:: THE TASK ::
Select all lines in the records that include "from".

:: INPUT ROWS ::
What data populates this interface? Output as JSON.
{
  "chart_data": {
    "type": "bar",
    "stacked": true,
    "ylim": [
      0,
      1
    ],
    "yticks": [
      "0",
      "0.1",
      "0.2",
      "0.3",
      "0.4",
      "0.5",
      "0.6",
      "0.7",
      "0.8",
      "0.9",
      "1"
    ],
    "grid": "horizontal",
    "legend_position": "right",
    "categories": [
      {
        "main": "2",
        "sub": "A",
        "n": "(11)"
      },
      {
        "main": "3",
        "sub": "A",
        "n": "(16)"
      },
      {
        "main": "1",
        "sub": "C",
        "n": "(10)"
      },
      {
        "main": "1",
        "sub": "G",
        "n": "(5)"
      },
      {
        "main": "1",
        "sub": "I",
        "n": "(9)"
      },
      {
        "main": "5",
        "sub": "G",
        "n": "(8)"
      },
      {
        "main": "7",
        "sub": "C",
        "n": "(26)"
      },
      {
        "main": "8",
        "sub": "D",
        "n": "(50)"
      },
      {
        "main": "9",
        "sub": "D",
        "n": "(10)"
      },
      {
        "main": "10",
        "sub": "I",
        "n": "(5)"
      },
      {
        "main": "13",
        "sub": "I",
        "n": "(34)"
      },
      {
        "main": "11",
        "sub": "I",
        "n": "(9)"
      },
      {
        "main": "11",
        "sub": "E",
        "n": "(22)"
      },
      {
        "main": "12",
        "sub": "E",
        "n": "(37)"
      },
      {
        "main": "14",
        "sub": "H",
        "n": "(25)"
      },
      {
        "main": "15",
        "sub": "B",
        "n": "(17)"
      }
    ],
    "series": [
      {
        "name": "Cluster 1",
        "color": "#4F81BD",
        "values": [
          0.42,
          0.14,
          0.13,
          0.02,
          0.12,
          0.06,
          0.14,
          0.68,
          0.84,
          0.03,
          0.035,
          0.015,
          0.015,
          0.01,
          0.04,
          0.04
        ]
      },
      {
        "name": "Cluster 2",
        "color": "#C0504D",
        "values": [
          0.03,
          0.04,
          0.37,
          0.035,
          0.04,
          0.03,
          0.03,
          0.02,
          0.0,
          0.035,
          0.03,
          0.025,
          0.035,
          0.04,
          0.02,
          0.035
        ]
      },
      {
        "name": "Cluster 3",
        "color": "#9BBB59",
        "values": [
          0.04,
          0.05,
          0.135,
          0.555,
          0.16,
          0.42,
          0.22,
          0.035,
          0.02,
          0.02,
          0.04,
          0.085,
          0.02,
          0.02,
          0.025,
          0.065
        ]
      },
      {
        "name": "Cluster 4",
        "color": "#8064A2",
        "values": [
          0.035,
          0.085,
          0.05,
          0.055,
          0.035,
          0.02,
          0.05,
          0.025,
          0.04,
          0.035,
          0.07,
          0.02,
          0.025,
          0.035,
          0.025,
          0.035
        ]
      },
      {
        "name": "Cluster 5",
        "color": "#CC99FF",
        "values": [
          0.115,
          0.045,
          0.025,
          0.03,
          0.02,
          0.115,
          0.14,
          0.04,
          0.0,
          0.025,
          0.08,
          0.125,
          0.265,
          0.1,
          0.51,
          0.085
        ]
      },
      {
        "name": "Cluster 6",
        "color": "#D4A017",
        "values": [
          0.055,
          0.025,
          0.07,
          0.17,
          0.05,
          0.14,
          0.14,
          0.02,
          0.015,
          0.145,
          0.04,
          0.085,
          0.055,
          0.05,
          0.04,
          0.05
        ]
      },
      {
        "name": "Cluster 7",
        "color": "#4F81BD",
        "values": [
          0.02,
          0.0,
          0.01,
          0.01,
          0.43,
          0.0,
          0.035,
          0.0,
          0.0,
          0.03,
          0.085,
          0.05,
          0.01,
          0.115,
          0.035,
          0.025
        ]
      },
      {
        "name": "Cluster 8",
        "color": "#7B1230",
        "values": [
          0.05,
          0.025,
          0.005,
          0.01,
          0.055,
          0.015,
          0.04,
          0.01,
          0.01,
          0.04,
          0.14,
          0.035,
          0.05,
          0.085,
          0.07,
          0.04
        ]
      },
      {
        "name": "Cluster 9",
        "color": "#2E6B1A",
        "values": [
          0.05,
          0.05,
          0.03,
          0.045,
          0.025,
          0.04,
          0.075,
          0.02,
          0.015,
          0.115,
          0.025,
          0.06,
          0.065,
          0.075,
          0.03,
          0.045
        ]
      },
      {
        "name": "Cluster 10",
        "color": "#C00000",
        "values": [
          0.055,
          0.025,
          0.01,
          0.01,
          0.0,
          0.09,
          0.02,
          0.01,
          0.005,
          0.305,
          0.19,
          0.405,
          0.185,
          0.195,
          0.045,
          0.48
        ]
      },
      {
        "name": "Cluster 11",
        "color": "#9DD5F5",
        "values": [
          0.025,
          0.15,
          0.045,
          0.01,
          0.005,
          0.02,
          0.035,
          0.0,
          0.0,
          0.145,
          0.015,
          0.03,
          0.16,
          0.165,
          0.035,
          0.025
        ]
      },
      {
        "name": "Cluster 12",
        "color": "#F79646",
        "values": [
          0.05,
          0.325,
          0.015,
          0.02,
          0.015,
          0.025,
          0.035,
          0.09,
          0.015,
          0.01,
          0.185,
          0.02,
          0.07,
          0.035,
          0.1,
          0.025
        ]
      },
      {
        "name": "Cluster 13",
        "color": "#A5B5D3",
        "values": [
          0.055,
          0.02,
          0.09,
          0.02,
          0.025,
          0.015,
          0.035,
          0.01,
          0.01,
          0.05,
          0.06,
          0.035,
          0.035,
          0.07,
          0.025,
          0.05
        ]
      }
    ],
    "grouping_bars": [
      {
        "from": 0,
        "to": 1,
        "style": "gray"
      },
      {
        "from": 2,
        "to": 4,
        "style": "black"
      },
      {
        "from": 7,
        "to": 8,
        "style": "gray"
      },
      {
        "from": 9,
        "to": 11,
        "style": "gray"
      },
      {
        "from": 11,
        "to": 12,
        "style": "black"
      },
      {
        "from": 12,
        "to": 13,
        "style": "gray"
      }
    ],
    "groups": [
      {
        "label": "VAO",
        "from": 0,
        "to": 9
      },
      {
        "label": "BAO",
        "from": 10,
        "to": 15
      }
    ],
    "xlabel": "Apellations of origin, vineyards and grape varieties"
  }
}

...

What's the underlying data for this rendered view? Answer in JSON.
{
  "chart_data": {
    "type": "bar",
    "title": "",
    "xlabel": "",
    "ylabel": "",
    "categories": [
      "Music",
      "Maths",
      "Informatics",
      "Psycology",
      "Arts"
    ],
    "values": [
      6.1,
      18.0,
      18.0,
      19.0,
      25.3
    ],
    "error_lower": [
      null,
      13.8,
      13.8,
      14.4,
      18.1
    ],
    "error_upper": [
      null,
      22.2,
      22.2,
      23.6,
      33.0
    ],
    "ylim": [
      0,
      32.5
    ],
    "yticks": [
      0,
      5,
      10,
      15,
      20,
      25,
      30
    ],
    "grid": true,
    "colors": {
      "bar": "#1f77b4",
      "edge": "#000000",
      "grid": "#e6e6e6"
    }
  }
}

:: TASK RESULT ::
        "from": 0,
        "from": 2,
        "from": 7,
        "from": 9,
        "from": 11,
        "from": 12,
        "from": 0,
        "from": 10,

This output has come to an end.